REQUEST:
Every line containing the word "boleh" needs to be found and copied.

SUPPLIED RECORDS:
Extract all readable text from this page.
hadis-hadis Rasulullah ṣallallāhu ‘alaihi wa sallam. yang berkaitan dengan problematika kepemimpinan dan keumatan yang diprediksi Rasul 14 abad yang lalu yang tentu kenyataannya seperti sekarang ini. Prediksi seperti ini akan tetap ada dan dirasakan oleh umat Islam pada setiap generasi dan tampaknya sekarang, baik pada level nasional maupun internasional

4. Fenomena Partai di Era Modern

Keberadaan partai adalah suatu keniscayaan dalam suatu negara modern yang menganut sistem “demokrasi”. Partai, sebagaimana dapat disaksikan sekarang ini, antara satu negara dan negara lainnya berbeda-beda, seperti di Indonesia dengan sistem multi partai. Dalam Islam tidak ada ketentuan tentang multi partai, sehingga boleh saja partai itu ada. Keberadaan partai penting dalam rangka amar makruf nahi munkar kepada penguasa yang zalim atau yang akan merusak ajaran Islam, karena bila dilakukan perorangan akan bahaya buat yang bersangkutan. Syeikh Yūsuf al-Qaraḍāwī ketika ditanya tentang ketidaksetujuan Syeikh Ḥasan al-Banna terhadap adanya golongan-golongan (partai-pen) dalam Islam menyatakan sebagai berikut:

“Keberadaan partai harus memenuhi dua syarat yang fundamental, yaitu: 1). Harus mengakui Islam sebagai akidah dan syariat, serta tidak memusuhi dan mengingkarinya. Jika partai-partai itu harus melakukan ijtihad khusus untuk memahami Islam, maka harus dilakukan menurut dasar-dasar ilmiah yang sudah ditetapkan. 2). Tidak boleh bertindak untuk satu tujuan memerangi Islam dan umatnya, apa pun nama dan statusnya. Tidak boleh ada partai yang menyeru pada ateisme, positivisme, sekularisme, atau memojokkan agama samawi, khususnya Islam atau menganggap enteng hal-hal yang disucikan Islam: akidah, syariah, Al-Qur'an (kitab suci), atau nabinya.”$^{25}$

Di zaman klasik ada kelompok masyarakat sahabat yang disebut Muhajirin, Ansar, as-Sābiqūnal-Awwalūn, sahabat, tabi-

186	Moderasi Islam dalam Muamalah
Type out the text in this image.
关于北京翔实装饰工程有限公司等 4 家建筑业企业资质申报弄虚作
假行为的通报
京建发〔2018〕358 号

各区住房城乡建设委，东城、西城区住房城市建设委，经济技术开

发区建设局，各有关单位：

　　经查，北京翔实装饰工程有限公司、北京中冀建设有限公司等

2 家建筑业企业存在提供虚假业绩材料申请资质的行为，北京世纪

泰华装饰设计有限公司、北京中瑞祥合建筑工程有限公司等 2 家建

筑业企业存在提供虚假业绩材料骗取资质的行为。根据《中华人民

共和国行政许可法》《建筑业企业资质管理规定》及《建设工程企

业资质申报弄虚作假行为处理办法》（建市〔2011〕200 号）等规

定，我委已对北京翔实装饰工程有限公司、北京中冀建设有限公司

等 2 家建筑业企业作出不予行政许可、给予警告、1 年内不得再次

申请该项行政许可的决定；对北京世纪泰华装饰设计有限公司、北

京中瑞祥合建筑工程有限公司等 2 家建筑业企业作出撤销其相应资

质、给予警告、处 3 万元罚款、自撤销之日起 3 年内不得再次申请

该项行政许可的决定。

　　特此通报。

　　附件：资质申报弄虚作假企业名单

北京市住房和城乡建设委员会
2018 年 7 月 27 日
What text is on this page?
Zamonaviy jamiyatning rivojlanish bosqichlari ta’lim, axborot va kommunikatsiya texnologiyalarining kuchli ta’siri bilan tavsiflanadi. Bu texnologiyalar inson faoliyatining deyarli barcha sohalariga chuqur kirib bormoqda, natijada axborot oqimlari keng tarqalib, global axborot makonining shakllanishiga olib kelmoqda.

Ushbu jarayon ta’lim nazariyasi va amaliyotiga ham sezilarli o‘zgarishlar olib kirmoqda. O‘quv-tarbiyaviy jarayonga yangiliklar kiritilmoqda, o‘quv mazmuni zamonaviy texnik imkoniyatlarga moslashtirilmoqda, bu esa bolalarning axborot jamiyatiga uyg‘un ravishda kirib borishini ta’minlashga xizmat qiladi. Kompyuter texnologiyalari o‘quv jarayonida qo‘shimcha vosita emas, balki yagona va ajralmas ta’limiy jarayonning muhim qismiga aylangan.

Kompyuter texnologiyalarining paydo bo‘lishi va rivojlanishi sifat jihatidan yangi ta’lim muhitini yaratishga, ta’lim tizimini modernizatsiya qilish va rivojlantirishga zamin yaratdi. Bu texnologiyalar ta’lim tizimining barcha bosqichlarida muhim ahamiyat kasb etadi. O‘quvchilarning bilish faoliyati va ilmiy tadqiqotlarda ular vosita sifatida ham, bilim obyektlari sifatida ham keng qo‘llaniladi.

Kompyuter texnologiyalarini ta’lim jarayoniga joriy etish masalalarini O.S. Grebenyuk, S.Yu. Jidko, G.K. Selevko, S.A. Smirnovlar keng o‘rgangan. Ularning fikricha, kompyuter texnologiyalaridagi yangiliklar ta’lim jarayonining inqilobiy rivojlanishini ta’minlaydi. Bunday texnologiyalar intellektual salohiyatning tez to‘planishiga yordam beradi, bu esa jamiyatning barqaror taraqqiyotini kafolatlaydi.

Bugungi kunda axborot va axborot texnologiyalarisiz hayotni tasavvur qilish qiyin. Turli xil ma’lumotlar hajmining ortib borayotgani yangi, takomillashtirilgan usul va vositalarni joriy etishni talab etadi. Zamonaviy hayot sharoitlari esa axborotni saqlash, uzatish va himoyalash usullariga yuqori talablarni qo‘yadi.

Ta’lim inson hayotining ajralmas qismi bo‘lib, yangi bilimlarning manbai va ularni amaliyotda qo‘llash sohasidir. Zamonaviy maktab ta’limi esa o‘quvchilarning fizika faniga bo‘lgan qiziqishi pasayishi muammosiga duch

WORKED SOLUTION:
Keberadaan partai adalah suatu keniscayaan dalam suatu negara modern yang menganut sistem “demokrasi”. Partai, sebagaimana dapat disaksikan sekarang ini, antara satu negara dan negara lainnya berbeda-beda, seperti di Indonesia dengan sistem multi partai. Dalam Islam tidak ada ketentuan tentang multi partai, sehingga boleh saja partai itu ada. Keberadaan partai penting dalam rangka amar makruf nahi munkar kepada penguasa yang zalim atau yang akan merusak ajaran Islam, karena bila dilakukan perorangan akan bahaya buat yang bersangkutan. Syeikh Yūsuf al-Qaraḍāwī ketika ditanya tentang ketidaksetujuan Syeikh Ḥasan al-Banna terhadap adanya golongan-golongan (partai-pen) dalam Islam menyatakan sebagai berikut:
“Keberadaan partai harus memenuhi dua syarat yang fundamental, yaitu: 1). Harus mengakui Islam sebagai akidah dan syariat, serta tidak memusuhi dan mengingkarinya. Jika partai-partai itu harus melakukan ijtihad khusus untuk memahami Islam, maka harus dilakukan menurut dasar-dasar ilmiah yang sudah ditetapkan. 2). Tidak boleh bertindak untuk satu tujuan memerangi Islam dan umatnya, apa pun nama dan statusnya. Tidak boleh ada partai yang menyeru pada ateisme, positivisme, sekularisme, atau memojokkan agama samawi, khususnya Islam atau menganggap enteng hal-hal yang disucikan Islam: akidah, syariah, Al-Qur'an (kitab suci), atau nabinya.”$^{25}$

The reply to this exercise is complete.